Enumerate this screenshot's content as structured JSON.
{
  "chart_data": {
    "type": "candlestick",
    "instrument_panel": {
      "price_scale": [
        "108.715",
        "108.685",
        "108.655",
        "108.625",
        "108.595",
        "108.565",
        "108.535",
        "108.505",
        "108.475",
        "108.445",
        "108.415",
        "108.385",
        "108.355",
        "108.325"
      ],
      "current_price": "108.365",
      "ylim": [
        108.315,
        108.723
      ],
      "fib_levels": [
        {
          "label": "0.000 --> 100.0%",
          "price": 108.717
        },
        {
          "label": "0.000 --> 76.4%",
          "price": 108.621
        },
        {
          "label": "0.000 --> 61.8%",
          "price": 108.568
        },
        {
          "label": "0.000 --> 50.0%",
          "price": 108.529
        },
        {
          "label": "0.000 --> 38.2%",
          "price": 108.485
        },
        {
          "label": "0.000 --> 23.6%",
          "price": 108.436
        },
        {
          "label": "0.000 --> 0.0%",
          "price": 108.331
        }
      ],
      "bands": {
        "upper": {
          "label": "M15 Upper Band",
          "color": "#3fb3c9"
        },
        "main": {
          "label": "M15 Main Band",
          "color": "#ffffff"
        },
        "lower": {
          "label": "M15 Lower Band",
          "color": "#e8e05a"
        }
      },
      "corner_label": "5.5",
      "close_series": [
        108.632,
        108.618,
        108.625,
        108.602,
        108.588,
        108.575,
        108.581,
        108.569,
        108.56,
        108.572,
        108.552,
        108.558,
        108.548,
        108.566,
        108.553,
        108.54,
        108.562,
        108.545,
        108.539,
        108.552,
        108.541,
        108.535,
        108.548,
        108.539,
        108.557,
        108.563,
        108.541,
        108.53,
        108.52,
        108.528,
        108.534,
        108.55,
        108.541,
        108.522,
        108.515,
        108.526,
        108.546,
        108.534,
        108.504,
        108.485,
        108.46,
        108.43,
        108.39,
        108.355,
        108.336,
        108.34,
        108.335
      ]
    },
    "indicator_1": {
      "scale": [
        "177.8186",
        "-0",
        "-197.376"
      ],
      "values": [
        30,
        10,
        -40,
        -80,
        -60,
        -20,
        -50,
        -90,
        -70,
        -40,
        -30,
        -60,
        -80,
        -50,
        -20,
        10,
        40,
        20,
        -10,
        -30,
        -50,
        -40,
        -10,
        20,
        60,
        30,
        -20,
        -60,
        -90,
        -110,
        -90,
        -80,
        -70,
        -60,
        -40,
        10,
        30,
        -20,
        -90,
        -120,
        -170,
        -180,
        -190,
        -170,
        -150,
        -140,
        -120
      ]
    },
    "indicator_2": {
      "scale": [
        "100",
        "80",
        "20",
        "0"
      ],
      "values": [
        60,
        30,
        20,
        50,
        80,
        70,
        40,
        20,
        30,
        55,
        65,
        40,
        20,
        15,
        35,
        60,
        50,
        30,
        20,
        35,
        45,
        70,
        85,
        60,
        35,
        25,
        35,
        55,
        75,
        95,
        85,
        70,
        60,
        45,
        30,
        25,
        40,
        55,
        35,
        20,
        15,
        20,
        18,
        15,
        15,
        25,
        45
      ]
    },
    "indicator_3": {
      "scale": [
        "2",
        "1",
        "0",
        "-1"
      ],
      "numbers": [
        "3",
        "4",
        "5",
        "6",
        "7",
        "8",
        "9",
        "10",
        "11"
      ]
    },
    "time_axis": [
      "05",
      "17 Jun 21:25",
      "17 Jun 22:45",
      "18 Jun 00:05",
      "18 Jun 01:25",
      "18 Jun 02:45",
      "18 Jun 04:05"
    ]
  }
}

※

▸ THE REQUEST:
Find the lines above holding the word "color" and show them.

▸ RESULT OF THE EXERCISE:
          "color": "#3fb3c9"
          "color": "#ffffff"
          "color": "#e8e05a"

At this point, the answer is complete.